◆ **Action item**:
Collect each line of the entries that holds the string "Vitamin".
↓↓↓
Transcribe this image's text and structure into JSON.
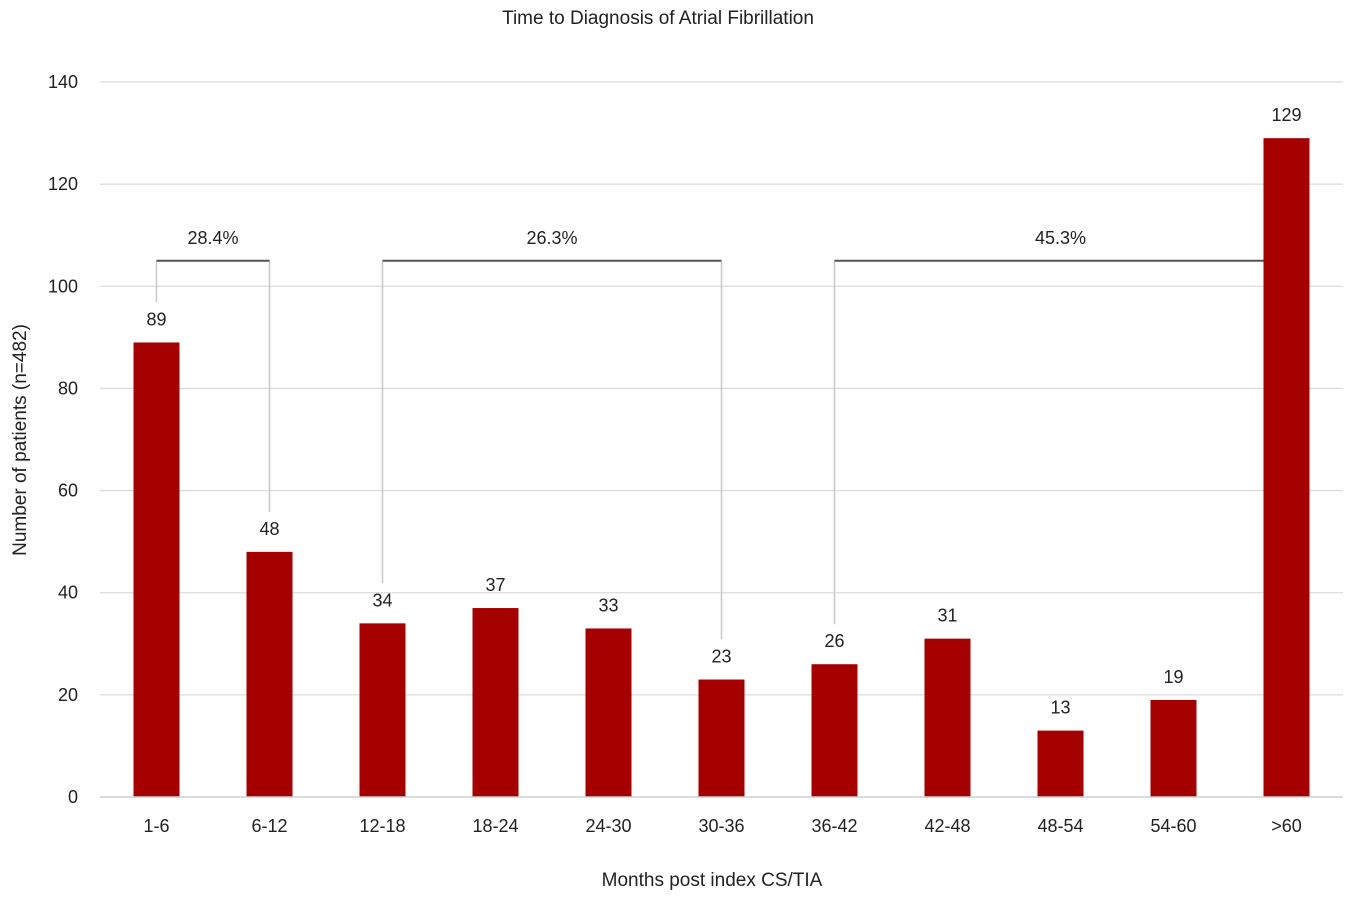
{
  "chart_data": {
    "type": "bar",
    "title": "Time to Diagnosis of Atrial Fibrillation",
    "xlabel": "Months post index CS/TIA",
    "ylabel": "Number of patients (n=482)",
    "categories": [
      "1-6",
      "6-12",
      "12-18",
      "18-24",
      "24-30",
      "30-36",
      "36-42",
      "42-48",
      "48-54",
      "54-60",
      ">60"
    ],
    "values": [
      89,
      48,
      34,
      37,
      33,
      23,
      26,
      31,
      13,
      19,
      129
    ],
    "data_labels": [
      "89",
      "48",
      "34",
      "37",
      "33",
      "23",
      "26",
      "31",
      "13",
      "19",
      "129"
    ],
    "ylim": [
      0,
      140
    ],
    "yticks": [
      0,
      20,
      40,
      60,
      80,
      100,
      120,
      140
    ],
    "grid": true,
    "bar_color": "#a50000",
    "brackets": [
      {
        "label": "28.4%",
        "from_index": 0,
        "to_index": 1,
        "level": 105
      },
      {
        "label": "26.3%",
        "from_index": 2,
        "to_index": 5,
        "level": 105
      },
      {
        "label": "45.3%",
        "from_index": 6,
        "to_index": 10,
        "level": 105
      }
    ]
  }
}
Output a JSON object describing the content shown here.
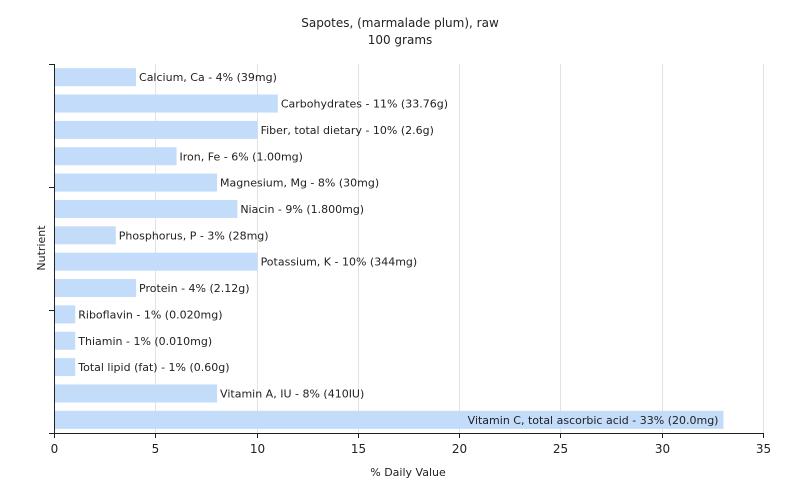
{
  "chart_data": {
    "type": "bar",
    "orientation": "horizontal",
    "title": "Sapotes, (marmalade plum), raw",
    "subtitle": "100 grams",
    "xlabel": "% Daily Value",
    "ylabel": "Nutrient",
    "xlim": [
      0,
      35
    ],
    "x_ticks": [
      0,
      5,
      10,
      15,
      20,
      25,
      30,
      35
    ],
    "grid": true,
    "bar_color": "#c2dcfa",
    "categories": [
      "Calcium, Ca",
      "Carbohydrates",
      "Fiber, total dietary",
      "Iron, Fe",
      "Magnesium, Mg",
      "Niacin",
      "Phosphorus, P",
      "Potassium, K",
      "Protein",
      "Riboflavin",
      "Thiamin",
      "Total lipid (fat)",
      "Vitamin A, IU",
      "Vitamin C, total ascorbic acid"
    ],
    "values": [
      4,
      11,
      10,
      6,
      8,
      9,
      3,
      10,
      4,
      1,
      1,
      1,
      8,
      33
    ],
    "labels": [
      "Calcium, Ca - 4% (39mg)",
      "Carbohydrates - 11% (33.76g)",
      "Fiber, total dietary - 10% (2.6g)",
      "Iron, Fe - 6% (1.00mg)",
      "Magnesium, Mg - 8% (30mg)",
      "Niacin - 9% (1.800mg)",
      "Phosphorus, P - 3% (28mg)",
      "Potassium, K - 10% (344mg)",
      "Protein - 4% (2.12g)",
      "Riboflavin - 1% (0.020mg)",
      "Thiamin - 1% (0.010mg)",
      "Total lipid (fat) - 1% (0.60g)",
      "Vitamin A, IU - 8% (410IU)",
      "Vitamin C, total ascorbic acid - 33% (20.0mg)"
    ]
  }
}
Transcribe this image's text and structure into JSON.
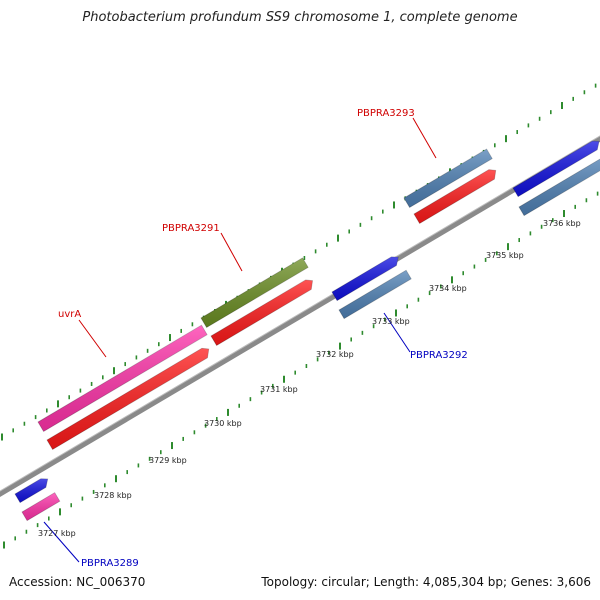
{
  "title": "Photobacterium profundum SS9 chromosome 1, complete genome",
  "footer": {
    "accession": "Accession: NC_006370",
    "topology": "Topology: circular; Length: 4,085,304 bp; Genes: 3,606"
  },
  "colors": {
    "backbone": "#8a8a8a",
    "tick": "#2e8b2e",
    "cds_red": "#ff1a1a",
    "cds_pink": "#ff33aa",
    "cds_olive": "#6b8e23",
    "cds_blue": "#1010e0",
    "cds_steel": "#4f81b5",
    "label_red": "#d00000",
    "label_blue": "#0000c0"
  },
  "scale_labels": [
    "3727 kbp",
    "3728 kbp",
    "3729 kbp",
    "3730 kbp",
    "3731 kbp",
    "3732 kbp",
    "3733 kbp",
    "3734 kbp",
    "3735 kbp",
    "3736 kbp"
  ],
  "gene_labels": [
    {
      "text": "uvrA",
      "color": "red"
    },
    {
      "text": "PBPRA3291",
      "color": "red"
    },
    {
      "text": "PBPRA3293",
      "color": "red"
    },
    {
      "text": "PBPRA3292",
      "color": "blue"
    },
    {
      "text": "PBPRA3289",
      "color": "blue"
    }
  ]
}
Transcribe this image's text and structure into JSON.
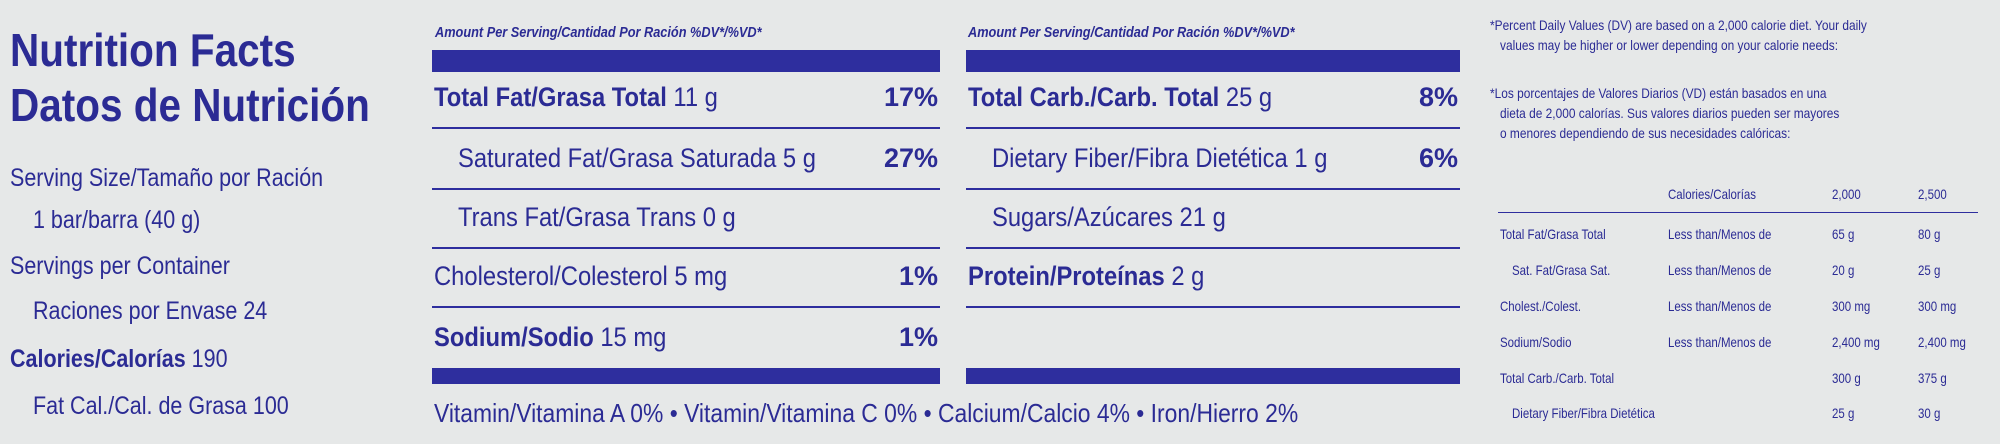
{
  "left": {
    "title_en": "Nutrition Facts",
    "title_es": "Datos de Nutrición",
    "serving_size_label": "Serving Size/Tamaño por Ración",
    "serving_size_value": "1 bar/barra (40 g)",
    "servings_label": "Servings per Container",
    "servings_es_label": "Raciones por Envase",
    "servings_value": "24",
    "calories_label": "Calories/Calorías",
    "calories_value": "190",
    "fat_cal_label": "Fat Cal./Cal. de Grasa",
    "fat_cal_value": "100"
  },
  "col1": {
    "header": "Amount Per Serving/Cantidad Por Ración  %DV*/%VD*",
    "rows": [
      {
        "label": "Total Fat/Grasa Total",
        "amount": "11 g",
        "pct": "17%"
      },
      {
        "label": "Saturated Fat/Grasa Saturada",
        "amount": "5 g",
        "pct": "27%"
      },
      {
        "label": "Trans Fat/Grasa Trans",
        "amount": "0 g",
        "pct": ""
      },
      {
        "label": "Cholesterol/Colesterol",
        "amount": "5 mg",
        "pct": "1%"
      },
      {
        "label": "Sodium/Sodio",
        "amount": "15 mg",
        "pct": "1%"
      }
    ]
  },
  "col2": {
    "header": "Amount Per Serving/Cantidad Por Ración  %DV*/%VD*",
    "rows": [
      {
        "label": "Total Carb./Carb. Total",
        "amount": "25 g",
        "pct": "8%"
      },
      {
        "label": "Dietary Fiber/Fibra Dietética",
        "amount": "1 g",
        "pct": "6%"
      },
      {
        "label": "Sugars/Azúcares",
        "amount": "21 g",
        "pct": ""
      },
      {
        "label": "Protein/Proteínas",
        "amount": "2 g",
        "pct": ""
      }
    ]
  },
  "vitamins": "Vitamin/Vitamina A 0%  •  Vitamin/Vitamina C 0%  •  Calcium/Calcio 4%  •  Iron/Hierro 2%",
  "footnote": {
    "en_line1": "*Percent Daily Values (DV) are based on a 2,000 calorie diet. Your daily",
    "en_line2": "values may be higher or lower depending on your calorie needs:",
    "es_line1": "*Los porcentajes de Valores Diarios (VD) están basados en una",
    "es_line2": "dieta de 2,000 calorías. Sus valores diarios pueden ser mayores",
    "es_line3": "o menores dependiendo de sus necesidades calóricas:",
    "table_header": {
      "label": "Calories/Calorías",
      "c1": "2,000",
      "c2": "2,500"
    },
    "table_rows": [
      {
        "name": "Total Fat/Grasa Total",
        "qual": "Less than/Menos de",
        "c1": "65 g",
        "c2": "80 g"
      },
      {
        "name": "Sat. Fat/Grasa Sat.",
        "qual": "Less than/Menos de",
        "c1": "20 g",
        "c2": "25 g"
      },
      {
        "name": "Cholest./Colest.",
        "qual": "Less than/Menos de",
        "c1": "300 mg",
        "c2": "300 mg"
      },
      {
        "name": "Sodium/Sodio",
        "qual": "Less than/Menos de",
        "c1": "2,400 mg",
        "c2": "2,400 mg"
      },
      {
        "name": "Total Carb./Carb. Total",
        "qual": "",
        "c1": "300 g",
        "c2": "375 g"
      },
      {
        "name": "Dietary Fiber/Fibra Dietética",
        "qual": "",
        "c1": "25 g",
        "c2": "30 g"
      }
    ]
  }
}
↑↑↑
◆ **Exercise solution**:
      "Vitamin A, IU",
      "Vitamin C, total ascorbic acid"
      "Vitamin A, IU - 8% (410IU)",
      "Vitamin C, total ascorbic acid - 33% (20.0mg)"
  "vitamins": "Vitamin/Vitamina A 0%  •  Vitamin/Vitamina C 0%  •  Calcium/Calcio 4%  •  Iron/Hierro 2%",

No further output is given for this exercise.